Stated exercise: Take from the listing each line that has the string "true".

########

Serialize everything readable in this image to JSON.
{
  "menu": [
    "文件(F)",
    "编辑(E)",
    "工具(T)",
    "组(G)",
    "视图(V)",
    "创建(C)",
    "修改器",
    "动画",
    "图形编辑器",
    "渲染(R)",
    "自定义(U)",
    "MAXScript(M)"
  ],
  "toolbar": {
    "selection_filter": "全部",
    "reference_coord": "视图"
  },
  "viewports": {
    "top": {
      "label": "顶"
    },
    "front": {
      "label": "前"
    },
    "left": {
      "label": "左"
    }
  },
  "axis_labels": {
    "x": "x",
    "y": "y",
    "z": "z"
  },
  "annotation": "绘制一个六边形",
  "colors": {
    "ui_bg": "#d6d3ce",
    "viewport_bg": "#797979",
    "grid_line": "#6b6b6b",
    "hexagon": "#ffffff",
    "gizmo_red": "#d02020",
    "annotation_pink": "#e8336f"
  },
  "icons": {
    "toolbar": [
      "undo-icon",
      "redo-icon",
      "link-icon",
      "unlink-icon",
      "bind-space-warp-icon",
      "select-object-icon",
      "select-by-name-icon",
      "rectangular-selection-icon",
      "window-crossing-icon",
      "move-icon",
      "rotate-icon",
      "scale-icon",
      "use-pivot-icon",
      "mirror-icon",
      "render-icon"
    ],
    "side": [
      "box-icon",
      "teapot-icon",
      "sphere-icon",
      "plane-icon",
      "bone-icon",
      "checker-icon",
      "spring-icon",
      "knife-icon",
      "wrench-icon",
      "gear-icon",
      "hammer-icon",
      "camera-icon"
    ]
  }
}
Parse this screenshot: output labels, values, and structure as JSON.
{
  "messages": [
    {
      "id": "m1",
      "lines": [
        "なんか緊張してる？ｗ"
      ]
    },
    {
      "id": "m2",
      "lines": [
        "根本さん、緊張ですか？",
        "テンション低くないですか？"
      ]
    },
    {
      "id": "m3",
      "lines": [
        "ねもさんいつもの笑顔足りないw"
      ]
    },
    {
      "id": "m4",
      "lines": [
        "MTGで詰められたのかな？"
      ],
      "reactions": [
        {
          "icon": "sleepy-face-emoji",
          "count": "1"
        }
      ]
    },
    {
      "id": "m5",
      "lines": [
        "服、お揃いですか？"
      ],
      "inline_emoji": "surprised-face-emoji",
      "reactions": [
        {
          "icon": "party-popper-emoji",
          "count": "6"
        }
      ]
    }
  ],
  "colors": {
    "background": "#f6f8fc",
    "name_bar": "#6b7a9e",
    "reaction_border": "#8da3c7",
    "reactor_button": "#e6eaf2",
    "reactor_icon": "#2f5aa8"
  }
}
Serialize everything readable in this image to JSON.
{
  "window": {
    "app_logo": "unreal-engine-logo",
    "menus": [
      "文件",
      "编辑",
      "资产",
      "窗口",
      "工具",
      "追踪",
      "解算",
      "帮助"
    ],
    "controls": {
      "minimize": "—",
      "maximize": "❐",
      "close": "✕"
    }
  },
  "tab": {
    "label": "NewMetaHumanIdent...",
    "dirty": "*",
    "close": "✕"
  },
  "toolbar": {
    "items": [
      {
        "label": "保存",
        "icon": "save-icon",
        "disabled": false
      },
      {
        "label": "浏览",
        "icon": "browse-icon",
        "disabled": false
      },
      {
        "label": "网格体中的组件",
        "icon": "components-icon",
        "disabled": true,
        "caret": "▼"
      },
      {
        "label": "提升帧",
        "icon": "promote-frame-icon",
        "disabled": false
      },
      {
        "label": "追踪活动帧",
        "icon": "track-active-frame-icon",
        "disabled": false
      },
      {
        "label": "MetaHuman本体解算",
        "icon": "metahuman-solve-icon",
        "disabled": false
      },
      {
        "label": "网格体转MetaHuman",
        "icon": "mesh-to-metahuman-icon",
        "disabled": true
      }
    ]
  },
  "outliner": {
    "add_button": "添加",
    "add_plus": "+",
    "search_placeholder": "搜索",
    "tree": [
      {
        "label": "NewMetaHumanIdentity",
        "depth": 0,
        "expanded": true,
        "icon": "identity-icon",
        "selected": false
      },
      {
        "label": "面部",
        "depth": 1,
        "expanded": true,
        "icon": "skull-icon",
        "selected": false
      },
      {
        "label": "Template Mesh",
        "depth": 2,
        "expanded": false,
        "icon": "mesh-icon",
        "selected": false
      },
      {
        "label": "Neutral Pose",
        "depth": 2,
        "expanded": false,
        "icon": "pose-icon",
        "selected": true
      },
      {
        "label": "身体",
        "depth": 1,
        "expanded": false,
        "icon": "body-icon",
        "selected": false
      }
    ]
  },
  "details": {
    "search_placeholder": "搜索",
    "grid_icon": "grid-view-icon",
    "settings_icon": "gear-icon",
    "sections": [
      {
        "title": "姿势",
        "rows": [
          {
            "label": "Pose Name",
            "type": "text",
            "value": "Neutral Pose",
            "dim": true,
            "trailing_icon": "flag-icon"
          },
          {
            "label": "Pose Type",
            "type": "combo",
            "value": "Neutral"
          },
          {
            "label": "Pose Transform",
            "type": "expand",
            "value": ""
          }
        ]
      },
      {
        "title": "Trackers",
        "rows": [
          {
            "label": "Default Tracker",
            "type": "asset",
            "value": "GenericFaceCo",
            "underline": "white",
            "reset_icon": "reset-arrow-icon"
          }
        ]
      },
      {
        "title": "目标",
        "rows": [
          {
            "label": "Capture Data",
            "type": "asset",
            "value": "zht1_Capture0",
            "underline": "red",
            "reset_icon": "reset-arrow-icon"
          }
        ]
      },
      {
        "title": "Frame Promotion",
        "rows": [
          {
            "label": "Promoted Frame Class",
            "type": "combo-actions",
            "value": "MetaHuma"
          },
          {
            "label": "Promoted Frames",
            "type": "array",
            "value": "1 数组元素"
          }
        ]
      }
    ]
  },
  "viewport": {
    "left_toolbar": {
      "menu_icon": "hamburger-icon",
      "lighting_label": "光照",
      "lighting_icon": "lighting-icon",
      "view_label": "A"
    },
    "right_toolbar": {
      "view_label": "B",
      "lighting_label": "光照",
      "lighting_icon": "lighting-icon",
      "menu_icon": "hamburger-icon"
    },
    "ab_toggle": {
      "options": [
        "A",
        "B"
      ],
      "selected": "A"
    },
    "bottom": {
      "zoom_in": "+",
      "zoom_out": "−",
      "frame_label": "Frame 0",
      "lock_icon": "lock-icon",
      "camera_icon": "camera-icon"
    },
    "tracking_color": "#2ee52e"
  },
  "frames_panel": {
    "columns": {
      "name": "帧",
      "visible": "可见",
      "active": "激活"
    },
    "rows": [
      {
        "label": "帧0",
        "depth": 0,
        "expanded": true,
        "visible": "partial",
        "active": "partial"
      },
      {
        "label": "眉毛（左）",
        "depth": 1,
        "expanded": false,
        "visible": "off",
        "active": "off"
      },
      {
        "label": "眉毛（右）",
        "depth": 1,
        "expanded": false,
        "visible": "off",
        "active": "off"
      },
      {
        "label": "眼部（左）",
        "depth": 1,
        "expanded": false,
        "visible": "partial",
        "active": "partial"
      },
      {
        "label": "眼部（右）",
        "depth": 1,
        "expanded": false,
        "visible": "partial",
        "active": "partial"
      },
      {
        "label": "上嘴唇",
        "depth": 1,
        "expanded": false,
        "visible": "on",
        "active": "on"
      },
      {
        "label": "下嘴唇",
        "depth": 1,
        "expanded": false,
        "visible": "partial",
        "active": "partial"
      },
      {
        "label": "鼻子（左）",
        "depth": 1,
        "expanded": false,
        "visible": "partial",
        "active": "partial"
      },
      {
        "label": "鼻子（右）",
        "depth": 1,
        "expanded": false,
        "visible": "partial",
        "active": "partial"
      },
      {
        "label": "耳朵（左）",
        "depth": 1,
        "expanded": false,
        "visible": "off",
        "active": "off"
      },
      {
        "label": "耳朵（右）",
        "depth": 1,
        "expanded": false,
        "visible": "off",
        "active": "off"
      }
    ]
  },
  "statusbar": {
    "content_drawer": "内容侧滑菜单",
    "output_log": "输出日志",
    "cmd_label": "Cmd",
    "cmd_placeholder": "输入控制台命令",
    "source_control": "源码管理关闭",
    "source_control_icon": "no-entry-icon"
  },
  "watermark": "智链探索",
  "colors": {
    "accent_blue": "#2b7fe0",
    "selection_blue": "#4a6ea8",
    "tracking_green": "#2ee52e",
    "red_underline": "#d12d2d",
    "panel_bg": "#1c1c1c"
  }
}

########

Task output:
        "disabled": true,
        "disabled": true
        "expanded": true,
        "expanded": true,
        "selected": true
            "dim": true,
        "expanded": true,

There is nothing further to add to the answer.